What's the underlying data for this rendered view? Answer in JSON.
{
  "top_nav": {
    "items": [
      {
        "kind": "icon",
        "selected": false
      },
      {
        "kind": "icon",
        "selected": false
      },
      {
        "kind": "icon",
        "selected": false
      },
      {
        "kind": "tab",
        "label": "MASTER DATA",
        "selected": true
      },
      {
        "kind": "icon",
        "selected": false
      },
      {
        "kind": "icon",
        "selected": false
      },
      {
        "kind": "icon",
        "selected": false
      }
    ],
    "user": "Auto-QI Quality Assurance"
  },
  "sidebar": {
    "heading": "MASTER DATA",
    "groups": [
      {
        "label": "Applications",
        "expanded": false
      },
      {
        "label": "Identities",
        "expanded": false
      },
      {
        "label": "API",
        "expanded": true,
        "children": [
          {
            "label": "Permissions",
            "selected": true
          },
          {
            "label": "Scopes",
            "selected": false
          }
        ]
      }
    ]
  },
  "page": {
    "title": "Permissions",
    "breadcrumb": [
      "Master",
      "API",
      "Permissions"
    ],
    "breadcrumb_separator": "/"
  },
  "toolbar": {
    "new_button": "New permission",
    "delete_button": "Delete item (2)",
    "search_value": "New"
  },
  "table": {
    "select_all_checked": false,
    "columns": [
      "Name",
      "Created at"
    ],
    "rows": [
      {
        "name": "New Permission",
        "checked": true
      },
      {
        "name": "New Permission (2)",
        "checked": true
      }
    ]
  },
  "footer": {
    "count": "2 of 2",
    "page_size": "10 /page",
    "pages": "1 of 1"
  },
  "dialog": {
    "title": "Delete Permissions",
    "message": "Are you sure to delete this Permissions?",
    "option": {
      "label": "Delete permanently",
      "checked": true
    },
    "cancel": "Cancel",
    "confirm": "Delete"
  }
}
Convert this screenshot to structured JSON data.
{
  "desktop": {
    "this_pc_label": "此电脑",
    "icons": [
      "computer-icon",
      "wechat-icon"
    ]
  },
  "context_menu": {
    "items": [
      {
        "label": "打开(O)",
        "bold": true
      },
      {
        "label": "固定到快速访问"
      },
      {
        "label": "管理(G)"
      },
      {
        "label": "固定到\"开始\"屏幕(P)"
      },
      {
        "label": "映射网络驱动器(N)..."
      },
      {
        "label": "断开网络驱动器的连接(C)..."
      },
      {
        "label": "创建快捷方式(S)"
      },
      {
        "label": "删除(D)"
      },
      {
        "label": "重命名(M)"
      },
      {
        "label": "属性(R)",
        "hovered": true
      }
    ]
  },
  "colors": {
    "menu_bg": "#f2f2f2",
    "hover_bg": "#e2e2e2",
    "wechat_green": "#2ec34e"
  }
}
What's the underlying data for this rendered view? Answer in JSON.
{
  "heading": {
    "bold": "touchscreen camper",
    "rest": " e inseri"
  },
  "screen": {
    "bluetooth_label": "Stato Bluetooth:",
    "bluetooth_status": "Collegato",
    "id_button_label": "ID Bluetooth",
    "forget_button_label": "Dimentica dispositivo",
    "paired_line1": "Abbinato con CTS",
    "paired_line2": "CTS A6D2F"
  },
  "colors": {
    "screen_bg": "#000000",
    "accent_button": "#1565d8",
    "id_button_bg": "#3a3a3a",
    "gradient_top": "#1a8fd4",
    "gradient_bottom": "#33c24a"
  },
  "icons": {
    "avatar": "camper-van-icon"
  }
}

______

## WORK TO COMPLETE
Restate every line of the data word for word.

## RESULT
What's the underlying data for this rendered view? Answer in JSON.
{
  "top_nav": {
    "items": [
      {
        "kind": "icon",
        "selected": false
      },
      {
        "kind": "icon",
        "selected": false
      },
      {
        "kind": "icon",
        "selected": false
      },
      {
        "kind": "tab",
        "label": "MASTER DATA",
        "selected": true
      },
      {
        "kind": "icon",
        "selected": false
      },
      {
        "kind": "icon",
        "selected": false
      },
      {
        "kind": "icon",
        "selected": false
      }
    ],
    "user": "Auto-QI Quality Assurance"
  },
  "sidebar": {
    "heading": "MASTER DATA",
    "groups": [
      {
        "label": "Applications",
        "expanded": false
      },
      {
        "label": "Identities",
        "expanded": false
      },
      {
        "label": "API",
        "expanded": true,
        "children": [
          {
            "label": "Permissions",
            "selected": true
          },
          {
            "label": "Scopes",
            "selected": false
          }
        ]
      }
    ]
  },
  "page": {
    "title": "Permissions",
    "breadcrumb": [
      "Master",
      "API",
      "Permissions"
    ],
    "breadcrumb_separator": "/"
  },
  "toolbar": {
    "new_button": "New permission",
    "delete_button": "Delete item (2)",
    "search_value": "New"
  },
  "table": {
    "select_all_checked": false,
    "columns": [
      "Name",
      "Created at"
    ],
    "rows": [
      {
        "name": "New Permission",
        "checked": true
      },
      {
        "name": "New Permission (2)",
        "checked": true
      }
    ]
  },
  "footer": {
    "count": "2 of 2",
    "page_size": "10 /page",
    "pages": "1 of 1"
  },
  "dialog": {
    "title": "Delete Permissions",
    "message": "Are you sure to delete this Permissions?",
    "option": {
      "label": "Delete permanently",
      "checked": true
    },
    "cancel": "Cancel",
    "confirm": "Delete"
  }
}
Convert this screenshot to structured JSON data.
{
  "desktop": {
    "this_pc_label": "此电脑",
    "icons": [
      "computer-icon",
      "wechat-icon"
    ]
  },
  "context_menu": {
    "items": [
      {
        "label": "打开(O)",
        "bold": true
      },
      {
        "label": "固定到快速访问"
      },
      {
        "label": "管理(G)"
      },
      {
        "label": "固定到\"开始\"屏幕(P)"
      },
      {
        "label": "映射网络驱动器(N)..."
      },
      {
        "label": "断开网络驱动器的连接(C)..."
      },
      {
        "label": "创建快捷方式(S)"
      },
      {
        "label": "删除(D)"
      },
      {
        "label": "重命名(M)"
      },
      {
        "label": "属性(R)",
        "hovered": true
      }
    ]
  },
  "colors": {
    "menu_bg": "#f2f2f2",
    "hover_bg": "#e2e2e2",
    "wechat_green": "#2ec34e"
  }
}
What's the underlying data for this rendered view? Answer in JSON.
{
  "heading": {
    "bold": "touchscreen camper",
    "rest": " e inseri"
  },
  "screen": {
    "bluetooth_label": "Stato Bluetooth:",
    "bluetooth_status": "Collegato",
    "id_button_label": "ID Bluetooth",
    "forget_button_label": "Dimentica dispositivo",
    "paired_line1": "Abbinato con CTS",
    "paired_line2": "CTS A6D2F"
  },
  "colors": {
    "screen_bg": "#000000",
    "accent_button": "#1565d8",
    "id_button_bg": "#3a3a3a",
    "gradient_top": "#1a8fd4",
    "gradient_bottom": "#33c24a"
  },
  "icons": {
    "avatar": "camper-van-icon"
  }
}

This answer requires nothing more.